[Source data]
________________________________________

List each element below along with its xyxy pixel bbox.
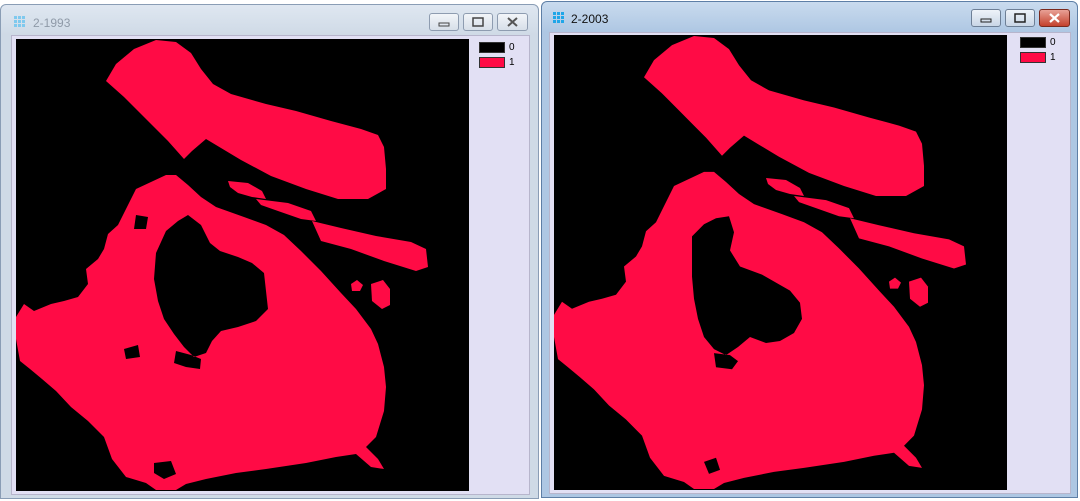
- legend-label-0: 0: [1050, 37, 1056, 48]
- map-panel: 0 1: [11, 35, 530, 495]
- restore-icon: [1014, 13, 1026, 23]
- map-window-1993[interactable]: 2-1993 0 1: [0, 4, 539, 499]
- close-icon: [507, 17, 518, 27]
- raster-grid-icon: [552, 11, 566, 25]
- close-icon: [1049, 13, 1060, 23]
- minimize-icon: [438, 22, 450, 27]
- window-title: 2-1993: [33, 16, 71, 30]
- legend-label-1: 1: [1050, 52, 1056, 63]
- raster-map-1993: [16, 40, 428, 490]
- title-bar[interactable]: 2-1993: [1, 5, 538, 35]
- map-panel: 0 1: [549, 32, 1071, 494]
- legend-label-1: 1: [509, 57, 515, 68]
- close-button[interactable]: [1039, 9, 1070, 27]
- legend-swatch-0: [479, 42, 505, 53]
- raster-map-canvas[interactable]: [554, 35, 1007, 490]
- map-window-2003[interactable]: 2-2003 0 1: [541, 1, 1078, 498]
- raster-map-2003: [554, 36, 966, 489]
- legend-label-0: 0: [509, 42, 515, 53]
- minimize-button[interactable]: [971, 9, 1001, 27]
- restore-button[interactable]: [463, 13, 493, 31]
- restore-icon: [472, 17, 484, 27]
- legend-swatch-1: [1020, 52, 1046, 63]
- close-button[interactable]: [497, 13, 528, 31]
- minimize-button[interactable]: [429, 13, 459, 31]
- raster-map-canvas[interactable]: [16, 39, 469, 491]
- minimize-icon: [980, 18, 992, 23]
- legend-swatch-0: [1020, 37, 1046, 48]
- legend-swatch-1: [479, 57, 505, 68]
- restore-button[interactable]: [1005, 9, 1035, 27]
- window-title: 2-2003: [571, 12, 609, 26]
- title-bar[interactable]: 2-2003: [542, 2, 1077, 32]
- raster-grid-icon: [13, 15, 27, 29]
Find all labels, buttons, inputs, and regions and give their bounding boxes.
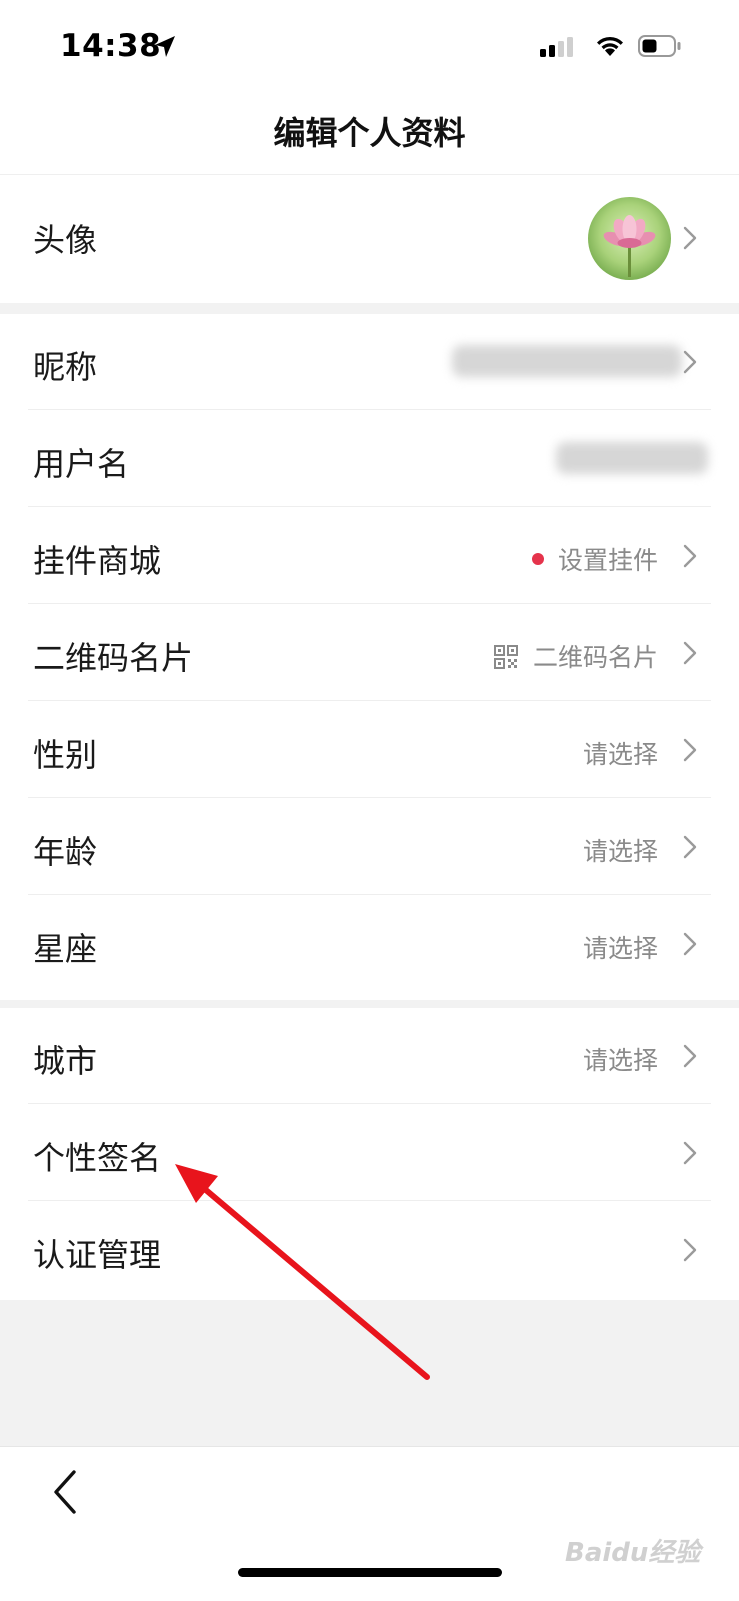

________________________________________

AIM
Rewrite the full listing with "raster-map-view" substituted for every "raster-map-canvas", changing nothing else and leaving out the pictures.

THE RESULT
List each element below along with its xyxy pixel bbox.
- legend-label-0: 0: [1050, 37, 1056, 48]
- map-panel: 0 1: [11, 35, 530, 495]
- restore-icon: [1014, 13, 1026, 23]
- map-window-1993[interactable]: 2-1993 0 1: [0, 4, 539, 499]
- close-icon: [507, 17, 518, 27]
- raster-grid-icon: [552, 11, 566, 25]
- close-icon: [1049, 13, 1060, 23]
- minimize-icon: [438, 22, 450, 27]
- window-title: 2-1993: [33, 16, 71, 30]
- legend-label-1: 1: [1050, 52, 1056, 63]
- raster-map-1993: [16, 40, 428, 490]
- title-bar[interactable]: 2-1993: [1, 5, 538, 35]
- map-panel: 0 1: [549, 32, 1071, 494]
- legend-label-1: 1: [509, 57, 515, 68]
- close-button[interactable]: [1039, 9, 1070, 27]
- legend-swatch-0: [479, 42, 505, 53]
- raster-map-view[interactable]: [554, 35, 1007, 490]
- map-window-2003[interactable]: 2-2003 0 1: [541, 1, 1078, 498]
- raster-map-2003: [554, 36, 966, 489]
- legend-label-0: 0: [509, 42, 515, 53]
- minimize-button[interactable]: [971, 9, 1001, 27]
- restore-button[interactable]: [463, 13, 493, 31]
- restore-icon: [472, 17, 484, 27]
- legend-swatch-1: [1020, 52, 1046, 63]
- close-button[interactable]: [497, 13, 528, 31]
- minimize-button[interactable]: [429, 13, 459, 31]
- raster-map-view[interactable]: [16, 39, 469, 491]
- minimize-icon: [980, 18, 992, 23]
- legend-swatch-0: [1020, 37, 1046, 48]
- legend-swatch-1: [479, 57, 505, 68]
- restore-button[interactable]: [1005, 9, 1035, 27]
- window-title: 2-2003: [571, 12, 609, 26]
- title-bar[interactable]: 2-2003: [542, 2, 1077, 32]
- raster-grid-icon: [13, 15, 27, 29]
Find all labels, buttons, inputs, and regions and give their bounding boxes.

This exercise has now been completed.